## START
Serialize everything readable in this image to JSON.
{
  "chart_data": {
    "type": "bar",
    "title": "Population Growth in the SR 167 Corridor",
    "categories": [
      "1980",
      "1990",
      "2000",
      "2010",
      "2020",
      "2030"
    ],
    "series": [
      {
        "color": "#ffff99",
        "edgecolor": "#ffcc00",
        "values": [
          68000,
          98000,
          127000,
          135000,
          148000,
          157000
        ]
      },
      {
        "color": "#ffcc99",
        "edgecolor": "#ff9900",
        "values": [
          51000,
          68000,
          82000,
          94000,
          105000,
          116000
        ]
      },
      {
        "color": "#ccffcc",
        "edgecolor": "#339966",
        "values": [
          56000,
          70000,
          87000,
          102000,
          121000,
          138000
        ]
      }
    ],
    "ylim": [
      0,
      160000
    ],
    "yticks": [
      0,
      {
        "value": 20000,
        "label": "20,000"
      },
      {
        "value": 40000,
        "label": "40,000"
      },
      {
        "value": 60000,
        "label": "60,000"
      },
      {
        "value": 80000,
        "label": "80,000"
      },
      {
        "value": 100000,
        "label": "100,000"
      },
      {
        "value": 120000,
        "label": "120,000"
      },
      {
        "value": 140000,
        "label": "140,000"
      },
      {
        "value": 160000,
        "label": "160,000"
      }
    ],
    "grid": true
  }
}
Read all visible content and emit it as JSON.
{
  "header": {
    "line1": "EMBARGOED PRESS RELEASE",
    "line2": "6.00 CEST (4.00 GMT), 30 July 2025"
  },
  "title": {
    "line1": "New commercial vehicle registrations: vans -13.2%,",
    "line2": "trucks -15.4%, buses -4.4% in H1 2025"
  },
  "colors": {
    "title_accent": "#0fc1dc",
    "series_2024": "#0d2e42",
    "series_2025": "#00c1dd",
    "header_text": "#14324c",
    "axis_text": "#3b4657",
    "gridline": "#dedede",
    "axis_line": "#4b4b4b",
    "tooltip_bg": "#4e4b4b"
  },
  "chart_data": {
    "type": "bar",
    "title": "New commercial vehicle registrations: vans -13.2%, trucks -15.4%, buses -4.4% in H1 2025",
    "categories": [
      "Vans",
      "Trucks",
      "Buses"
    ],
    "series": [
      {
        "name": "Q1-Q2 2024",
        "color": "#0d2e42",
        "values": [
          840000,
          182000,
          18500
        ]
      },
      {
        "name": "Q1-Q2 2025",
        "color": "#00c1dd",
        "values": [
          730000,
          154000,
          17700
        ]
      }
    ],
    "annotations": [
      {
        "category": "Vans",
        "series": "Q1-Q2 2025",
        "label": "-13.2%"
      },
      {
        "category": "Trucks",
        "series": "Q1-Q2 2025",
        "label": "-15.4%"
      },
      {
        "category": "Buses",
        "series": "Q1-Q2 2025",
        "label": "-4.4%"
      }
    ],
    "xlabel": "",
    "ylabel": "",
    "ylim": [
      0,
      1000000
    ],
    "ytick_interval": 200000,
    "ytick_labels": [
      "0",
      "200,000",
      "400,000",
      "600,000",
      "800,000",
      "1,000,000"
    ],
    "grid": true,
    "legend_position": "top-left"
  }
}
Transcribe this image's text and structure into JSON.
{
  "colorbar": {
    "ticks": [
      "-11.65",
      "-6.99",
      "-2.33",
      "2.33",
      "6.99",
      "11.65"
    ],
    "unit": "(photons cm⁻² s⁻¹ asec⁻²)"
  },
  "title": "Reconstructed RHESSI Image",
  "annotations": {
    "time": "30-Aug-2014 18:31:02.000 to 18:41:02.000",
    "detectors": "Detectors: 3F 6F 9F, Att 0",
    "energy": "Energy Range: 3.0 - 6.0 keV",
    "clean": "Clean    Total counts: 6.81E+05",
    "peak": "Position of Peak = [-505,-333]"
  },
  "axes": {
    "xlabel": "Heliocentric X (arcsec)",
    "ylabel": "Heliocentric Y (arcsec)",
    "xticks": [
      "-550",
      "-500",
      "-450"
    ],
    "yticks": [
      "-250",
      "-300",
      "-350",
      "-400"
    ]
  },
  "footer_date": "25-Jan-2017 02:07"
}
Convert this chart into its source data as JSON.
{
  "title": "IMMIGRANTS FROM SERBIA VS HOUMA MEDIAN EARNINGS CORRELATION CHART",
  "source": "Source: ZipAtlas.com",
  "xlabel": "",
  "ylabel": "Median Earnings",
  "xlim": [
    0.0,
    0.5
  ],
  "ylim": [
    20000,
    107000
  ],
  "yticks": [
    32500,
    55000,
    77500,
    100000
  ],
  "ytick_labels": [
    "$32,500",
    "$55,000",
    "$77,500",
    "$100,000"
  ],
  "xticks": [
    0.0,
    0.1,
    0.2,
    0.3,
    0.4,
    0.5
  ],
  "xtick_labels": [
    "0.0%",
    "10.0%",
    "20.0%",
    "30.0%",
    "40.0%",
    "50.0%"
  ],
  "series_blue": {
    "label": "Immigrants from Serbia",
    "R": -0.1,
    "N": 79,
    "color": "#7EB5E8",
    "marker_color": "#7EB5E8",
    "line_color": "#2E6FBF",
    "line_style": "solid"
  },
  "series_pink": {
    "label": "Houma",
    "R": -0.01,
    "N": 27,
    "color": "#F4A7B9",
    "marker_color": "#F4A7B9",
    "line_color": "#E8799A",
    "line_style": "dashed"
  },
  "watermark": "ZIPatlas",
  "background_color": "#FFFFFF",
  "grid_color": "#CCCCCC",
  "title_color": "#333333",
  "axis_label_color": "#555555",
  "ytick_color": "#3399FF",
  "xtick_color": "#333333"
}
## END
→ **Work to be completed**: Tally up the lines holding the string "arcsec" in this listing, and report the total alone.

→ **Final answer**: 2